**Short task:** Give only the number of lines where "true" occurs.

**Rows from a figure dataset:**
########

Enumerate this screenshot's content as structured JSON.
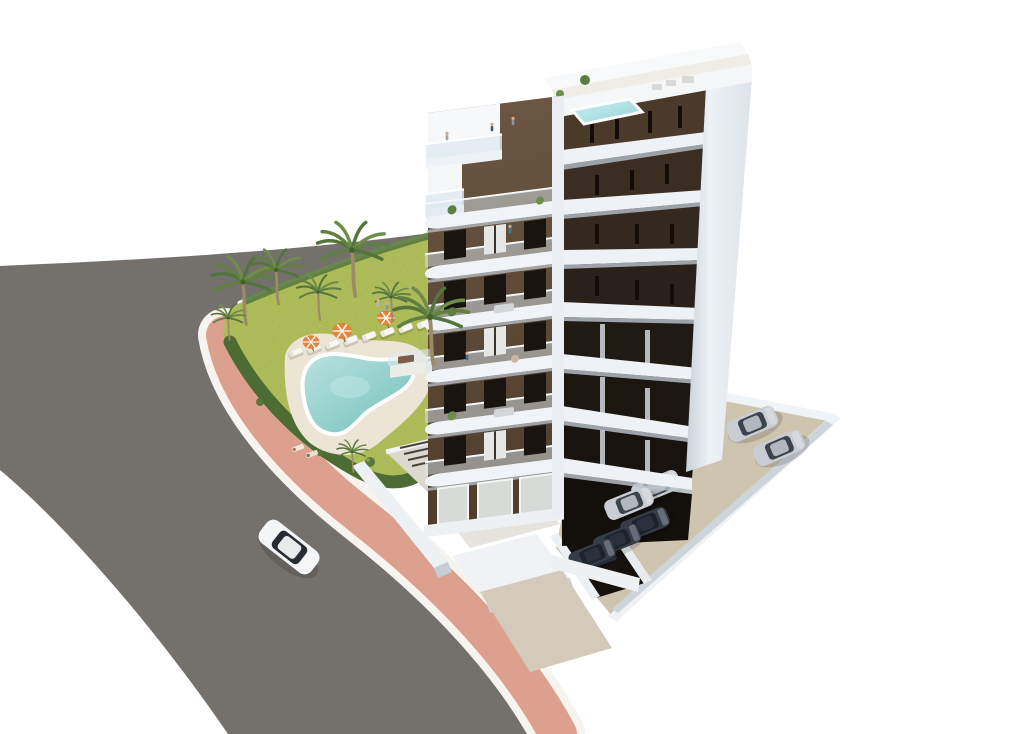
{
  "image": {
    "description": "Aerial 3D architectural rendering of a modern 8-storey apartment tower in white and dark brown with curved white balconies and a rooftop plunge pool, a landscaped garden with free-form turquoise swimming pool, sun loungers, striped parasols and palm trees, a curved grey asphalt road with pink pavement, and a private parking area with cars.",
    "width": 1020,
    "height": 734
  },
  "colors": {
    "background": "#ffffff",
    "road": "#6f6b67",
    "sidewalk": "#e2a18e",
    "sidewalk_edge": "#f7f4ef",
    "lawn": "#aab84e",
    "hedge": "#4d6c33",
    "pool_water": "#8fcdc8",
    "pool_deck": "#ece4d4",
    "facade_brown": "#5d4a37",
    "facade_dark": "#2e2620",
    "facade_white": "#eef1f5",
    "roof_pool": "#b5e2e6",
    "parking_floor": "#d3c9b2",
    "car_silver": "#c9cdd3",
    "car_dark": "#343c48",
    "car_white": "#f4f5f7",
    "palm_green": "#5e7d40"
  },
  "scene": {
    "building": {
      "storeys": 8,
      "style": "modern white concrete with dark brown panels and curved white balconies",
      "rooftop": {
        "plunge_pool": true,
        "terrace_furniture": true,
        "plants": true
      },
      "underground_parking_entrance": true
    },
    "garden": {
      "pool": "free-form turquoise pool with white coping",
      "palms": [
        {
          "x": 243,
          "y": 282,
          "s": 1.05
        },
        {
          "x": 276,
          "y": 270,
          "s": 0.85
        },
        {
          "x": 318,
          "y": 292,
          "s": 0.7
        },
        {
          "x": 352,
          "y": 250,
          "s": 1.15
        },
        {
          "x": 391,
          "y": 297,
          "s": 0.6
        },
        {
          "x": 430,
          "y": 317,
          "s": 1.2
        },
        {
          "x": 352,
          "y": 452,
          "s": 0.5
        },
        {
          "x": 228,
          "y": 318,
          "s": 0.55
        }
      ],
      "loungers": {
        "count": 8,
        "from": [
          296,
          352
        ],
        "to": [
          424,
          324
        ],
        "angle": -21
      },
      "umbrellas": [
        {
          "x": 342,
          "y": 331,
          "s": 1.0,
          "color": "#e8833a"
        },
        {
          "x": 386,
          "y": 318,
          "s": 0.9,
          "color": "#e8833a"
        },
        {
          "x": 311,
          "y": 342,
          "s": 0.85,
          "color": "#e8833a"
        }
      ],
      "towels": 2
    },
    "vehicles": {
      "cars": [
        {
          "type": "white",
          "layer": "road",
          "x": 289,
          "y": 547,
          "angle": 38,
          "s": 1.25
        },
        {
          "type": "silver",
          "layer": "lot",
          "x": 752,
          "y": 424,
          "angle": -23,
          "s": 1
        },
        {
          "type": "silver",
          "layer": "lot",
          "x": 779,
          "y": 448,
          "angle": -23,
          "s": 1
        },
        {
          "type": "silver",
          "layer": "under",
          "x": 656,
          "y": 487,
          "angle": -22,
          "s": 0.95
        },
        {
          "type": "silver",
          "layer": "under",
          "x": 629,
          "y": 503,
          "angle": -22,
          "s": 0.95
        },
        {
          "type": "dark",
          "layer": "under",
          "x": 645,
          "y": 524,
          "angle": -22,
          "s": 0.95
        },
        {
          "type": "dark",
          "layer": "under",
          "x": 617,
          "y": 540,
          "angle": -22,
          "s": 0.92
        },
        {
          "type": "dark",
          "layer": "under",
          "x": 592,
          "y": 555,
          "angle": -22,
          "s": 0.9
        }
      ]
    },
    "people": [
      {
        "x": 492,
        "y": 131,
        "color": "#3a5a7a"
      },
      {
        "x": 513,
        "y": 125,
        "color": "#8a93a0"
      },
      {
        "x": 467,
        "y": 360,
        "color": "#3a6a9a"
      },
      {
        "x": 510,
        "y": 233,
        "color": "#4a7a9a"
      },
      {
        "x": 378,
        "y": 307,
        "color": "#b0b6bb"
      },
      {
        "x": 387,
        "y": 310,
        "color": "#8a93a0"
      },
      {
        "x": 447,
        "y": 140,
        "color": "#9aa5ad"
      }
    ]
  }
}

########

**Worked answer:** 4